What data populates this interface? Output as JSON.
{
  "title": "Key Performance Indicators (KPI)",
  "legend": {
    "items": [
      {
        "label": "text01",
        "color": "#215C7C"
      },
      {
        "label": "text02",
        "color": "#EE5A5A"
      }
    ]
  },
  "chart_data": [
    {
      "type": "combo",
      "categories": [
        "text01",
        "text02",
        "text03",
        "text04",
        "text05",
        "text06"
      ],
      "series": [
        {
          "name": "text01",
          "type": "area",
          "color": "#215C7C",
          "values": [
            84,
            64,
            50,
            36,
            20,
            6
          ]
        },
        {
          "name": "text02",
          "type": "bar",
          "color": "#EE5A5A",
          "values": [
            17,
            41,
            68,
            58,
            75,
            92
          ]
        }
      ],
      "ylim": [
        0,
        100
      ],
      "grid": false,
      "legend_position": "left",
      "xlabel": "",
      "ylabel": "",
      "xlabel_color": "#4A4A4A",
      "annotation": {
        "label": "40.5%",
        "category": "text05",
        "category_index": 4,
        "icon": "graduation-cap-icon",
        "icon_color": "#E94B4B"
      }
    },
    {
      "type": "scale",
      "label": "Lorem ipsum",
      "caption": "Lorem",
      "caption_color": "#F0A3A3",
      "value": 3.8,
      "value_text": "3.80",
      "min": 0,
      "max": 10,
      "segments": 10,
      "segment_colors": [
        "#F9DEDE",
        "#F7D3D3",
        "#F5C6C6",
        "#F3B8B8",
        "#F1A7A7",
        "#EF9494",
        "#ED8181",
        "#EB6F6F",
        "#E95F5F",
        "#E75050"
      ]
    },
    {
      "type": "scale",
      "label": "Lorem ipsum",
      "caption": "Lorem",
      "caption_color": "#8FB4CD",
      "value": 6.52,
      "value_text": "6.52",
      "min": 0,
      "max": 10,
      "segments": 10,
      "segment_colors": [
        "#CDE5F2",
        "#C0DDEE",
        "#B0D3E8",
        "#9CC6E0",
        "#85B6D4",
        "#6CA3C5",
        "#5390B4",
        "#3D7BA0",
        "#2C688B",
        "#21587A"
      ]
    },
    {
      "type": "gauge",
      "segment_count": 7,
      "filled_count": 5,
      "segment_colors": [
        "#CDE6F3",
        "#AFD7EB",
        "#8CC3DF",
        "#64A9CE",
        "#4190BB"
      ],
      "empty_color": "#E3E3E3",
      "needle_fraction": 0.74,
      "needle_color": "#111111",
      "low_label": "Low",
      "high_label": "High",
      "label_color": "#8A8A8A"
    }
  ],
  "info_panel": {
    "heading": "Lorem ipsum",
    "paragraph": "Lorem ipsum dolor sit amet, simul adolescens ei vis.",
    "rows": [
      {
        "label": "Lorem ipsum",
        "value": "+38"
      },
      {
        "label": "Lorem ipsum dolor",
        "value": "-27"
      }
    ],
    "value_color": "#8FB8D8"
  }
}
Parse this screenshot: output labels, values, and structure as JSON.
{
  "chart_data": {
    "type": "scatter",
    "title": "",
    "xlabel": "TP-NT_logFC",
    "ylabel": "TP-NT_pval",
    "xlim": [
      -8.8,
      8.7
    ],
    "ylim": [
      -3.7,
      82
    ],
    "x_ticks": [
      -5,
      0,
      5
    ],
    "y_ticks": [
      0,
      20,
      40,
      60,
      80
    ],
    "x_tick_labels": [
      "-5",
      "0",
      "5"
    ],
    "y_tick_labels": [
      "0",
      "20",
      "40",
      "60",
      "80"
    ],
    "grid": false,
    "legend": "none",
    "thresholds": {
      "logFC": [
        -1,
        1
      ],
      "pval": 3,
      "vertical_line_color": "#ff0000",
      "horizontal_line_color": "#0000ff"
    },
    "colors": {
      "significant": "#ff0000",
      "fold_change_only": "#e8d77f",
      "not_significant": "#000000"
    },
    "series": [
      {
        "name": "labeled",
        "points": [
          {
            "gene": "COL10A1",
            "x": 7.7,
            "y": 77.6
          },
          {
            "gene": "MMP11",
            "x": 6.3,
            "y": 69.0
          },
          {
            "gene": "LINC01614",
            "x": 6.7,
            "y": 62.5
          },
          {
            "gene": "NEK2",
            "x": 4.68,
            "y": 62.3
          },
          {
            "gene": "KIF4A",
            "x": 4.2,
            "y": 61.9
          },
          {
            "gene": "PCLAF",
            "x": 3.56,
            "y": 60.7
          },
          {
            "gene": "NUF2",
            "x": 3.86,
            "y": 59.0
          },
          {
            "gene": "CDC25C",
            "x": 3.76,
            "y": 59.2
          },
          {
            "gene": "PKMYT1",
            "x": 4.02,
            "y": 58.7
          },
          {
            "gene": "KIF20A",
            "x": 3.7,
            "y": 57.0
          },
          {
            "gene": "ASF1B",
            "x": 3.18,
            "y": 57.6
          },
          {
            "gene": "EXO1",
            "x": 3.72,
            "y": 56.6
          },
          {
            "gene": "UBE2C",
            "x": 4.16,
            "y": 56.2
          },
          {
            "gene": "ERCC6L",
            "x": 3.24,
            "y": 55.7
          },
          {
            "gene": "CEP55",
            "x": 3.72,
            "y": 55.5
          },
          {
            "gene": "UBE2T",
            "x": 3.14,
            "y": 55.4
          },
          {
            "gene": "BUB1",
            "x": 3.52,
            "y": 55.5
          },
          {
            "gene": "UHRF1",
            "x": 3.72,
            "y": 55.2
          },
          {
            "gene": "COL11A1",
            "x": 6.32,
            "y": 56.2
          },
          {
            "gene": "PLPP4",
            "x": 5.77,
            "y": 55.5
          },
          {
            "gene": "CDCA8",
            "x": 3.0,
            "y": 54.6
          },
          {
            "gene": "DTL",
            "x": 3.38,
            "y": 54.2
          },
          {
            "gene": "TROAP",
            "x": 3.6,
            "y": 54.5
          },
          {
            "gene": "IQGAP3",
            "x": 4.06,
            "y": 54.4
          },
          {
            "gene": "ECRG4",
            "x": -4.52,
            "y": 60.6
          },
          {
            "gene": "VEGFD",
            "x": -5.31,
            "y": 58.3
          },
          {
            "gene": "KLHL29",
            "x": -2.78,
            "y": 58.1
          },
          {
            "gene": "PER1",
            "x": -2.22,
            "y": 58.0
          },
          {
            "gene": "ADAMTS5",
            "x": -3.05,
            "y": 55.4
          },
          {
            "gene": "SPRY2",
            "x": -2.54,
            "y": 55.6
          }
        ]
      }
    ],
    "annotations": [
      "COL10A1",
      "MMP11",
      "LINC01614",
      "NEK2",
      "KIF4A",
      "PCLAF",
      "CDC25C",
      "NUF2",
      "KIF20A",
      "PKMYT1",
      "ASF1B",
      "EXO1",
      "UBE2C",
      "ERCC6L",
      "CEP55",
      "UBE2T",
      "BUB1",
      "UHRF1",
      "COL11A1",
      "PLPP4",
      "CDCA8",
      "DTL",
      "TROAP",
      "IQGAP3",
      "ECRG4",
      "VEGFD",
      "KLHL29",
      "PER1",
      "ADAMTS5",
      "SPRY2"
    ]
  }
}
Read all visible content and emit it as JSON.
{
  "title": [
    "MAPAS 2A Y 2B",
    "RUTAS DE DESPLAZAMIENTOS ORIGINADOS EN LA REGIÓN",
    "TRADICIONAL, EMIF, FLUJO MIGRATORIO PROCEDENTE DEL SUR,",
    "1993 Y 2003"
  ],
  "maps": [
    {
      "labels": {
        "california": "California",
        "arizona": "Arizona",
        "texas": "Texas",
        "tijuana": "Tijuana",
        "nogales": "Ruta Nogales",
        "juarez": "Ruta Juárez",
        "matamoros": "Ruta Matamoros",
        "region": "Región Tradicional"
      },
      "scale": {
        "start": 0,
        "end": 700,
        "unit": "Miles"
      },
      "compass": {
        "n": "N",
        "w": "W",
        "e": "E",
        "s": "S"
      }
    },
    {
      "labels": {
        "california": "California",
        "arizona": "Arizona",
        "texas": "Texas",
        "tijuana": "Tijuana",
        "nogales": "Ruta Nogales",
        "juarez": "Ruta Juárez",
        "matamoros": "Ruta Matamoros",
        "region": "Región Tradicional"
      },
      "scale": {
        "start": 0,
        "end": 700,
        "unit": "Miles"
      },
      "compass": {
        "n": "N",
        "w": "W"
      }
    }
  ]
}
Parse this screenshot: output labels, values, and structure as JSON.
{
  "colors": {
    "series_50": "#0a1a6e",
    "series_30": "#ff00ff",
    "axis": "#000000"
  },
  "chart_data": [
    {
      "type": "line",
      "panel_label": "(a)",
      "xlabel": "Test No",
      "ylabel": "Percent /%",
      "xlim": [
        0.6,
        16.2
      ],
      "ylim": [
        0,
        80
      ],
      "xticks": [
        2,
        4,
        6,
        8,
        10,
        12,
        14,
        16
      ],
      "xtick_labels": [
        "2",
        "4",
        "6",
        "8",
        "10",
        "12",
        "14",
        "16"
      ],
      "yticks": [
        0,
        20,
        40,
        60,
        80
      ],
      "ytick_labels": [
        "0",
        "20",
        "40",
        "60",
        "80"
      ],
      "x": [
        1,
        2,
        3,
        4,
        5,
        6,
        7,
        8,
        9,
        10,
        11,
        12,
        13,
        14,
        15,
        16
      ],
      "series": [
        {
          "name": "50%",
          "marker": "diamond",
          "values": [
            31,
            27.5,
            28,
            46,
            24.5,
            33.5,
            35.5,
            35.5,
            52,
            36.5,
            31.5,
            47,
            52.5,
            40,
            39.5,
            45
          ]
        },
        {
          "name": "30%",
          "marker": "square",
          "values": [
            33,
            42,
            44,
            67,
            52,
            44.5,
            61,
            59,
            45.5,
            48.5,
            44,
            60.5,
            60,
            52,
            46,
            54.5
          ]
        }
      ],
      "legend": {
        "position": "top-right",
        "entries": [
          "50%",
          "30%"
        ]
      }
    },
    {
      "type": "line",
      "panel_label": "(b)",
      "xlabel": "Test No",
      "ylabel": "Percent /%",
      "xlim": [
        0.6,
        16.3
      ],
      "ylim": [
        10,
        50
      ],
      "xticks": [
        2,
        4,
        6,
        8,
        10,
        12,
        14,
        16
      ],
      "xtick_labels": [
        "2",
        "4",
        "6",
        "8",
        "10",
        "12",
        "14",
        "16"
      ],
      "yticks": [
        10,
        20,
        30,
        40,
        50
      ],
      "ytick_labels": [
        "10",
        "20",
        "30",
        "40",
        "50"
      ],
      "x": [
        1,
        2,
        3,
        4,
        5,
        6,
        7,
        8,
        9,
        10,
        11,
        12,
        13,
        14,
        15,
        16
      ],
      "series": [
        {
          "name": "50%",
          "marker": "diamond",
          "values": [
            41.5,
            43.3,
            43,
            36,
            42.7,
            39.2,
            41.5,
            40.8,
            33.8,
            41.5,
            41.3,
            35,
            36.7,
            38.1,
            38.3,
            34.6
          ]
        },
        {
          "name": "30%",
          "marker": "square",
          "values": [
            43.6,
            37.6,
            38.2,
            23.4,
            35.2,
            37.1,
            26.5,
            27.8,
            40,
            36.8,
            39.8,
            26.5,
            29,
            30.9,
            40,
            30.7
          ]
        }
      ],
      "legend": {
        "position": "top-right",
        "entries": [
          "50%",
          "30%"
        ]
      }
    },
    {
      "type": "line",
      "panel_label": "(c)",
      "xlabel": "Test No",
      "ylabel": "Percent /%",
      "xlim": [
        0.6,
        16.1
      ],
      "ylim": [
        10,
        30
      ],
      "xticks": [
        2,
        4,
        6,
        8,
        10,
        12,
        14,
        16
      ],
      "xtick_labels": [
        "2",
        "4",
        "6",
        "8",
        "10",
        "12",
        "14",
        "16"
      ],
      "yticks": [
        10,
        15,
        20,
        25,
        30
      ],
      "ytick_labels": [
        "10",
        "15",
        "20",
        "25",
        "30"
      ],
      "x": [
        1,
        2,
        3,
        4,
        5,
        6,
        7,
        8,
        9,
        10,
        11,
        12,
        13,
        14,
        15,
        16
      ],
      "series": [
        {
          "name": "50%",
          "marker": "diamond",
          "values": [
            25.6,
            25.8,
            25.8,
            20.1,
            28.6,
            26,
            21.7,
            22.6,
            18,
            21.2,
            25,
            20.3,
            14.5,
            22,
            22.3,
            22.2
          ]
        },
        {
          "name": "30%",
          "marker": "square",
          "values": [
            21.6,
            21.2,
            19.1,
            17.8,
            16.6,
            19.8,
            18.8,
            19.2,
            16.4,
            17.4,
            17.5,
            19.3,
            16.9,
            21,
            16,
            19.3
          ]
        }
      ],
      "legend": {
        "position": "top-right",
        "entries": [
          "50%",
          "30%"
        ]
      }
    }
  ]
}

→ **CHALLENGE**:
Pick out all lines from the data above in which the word "title" appears.

→ **FINAL ANSWER**:
  "title": "Key Performance Indicators (KPI)",
    "title": "",
  "title": [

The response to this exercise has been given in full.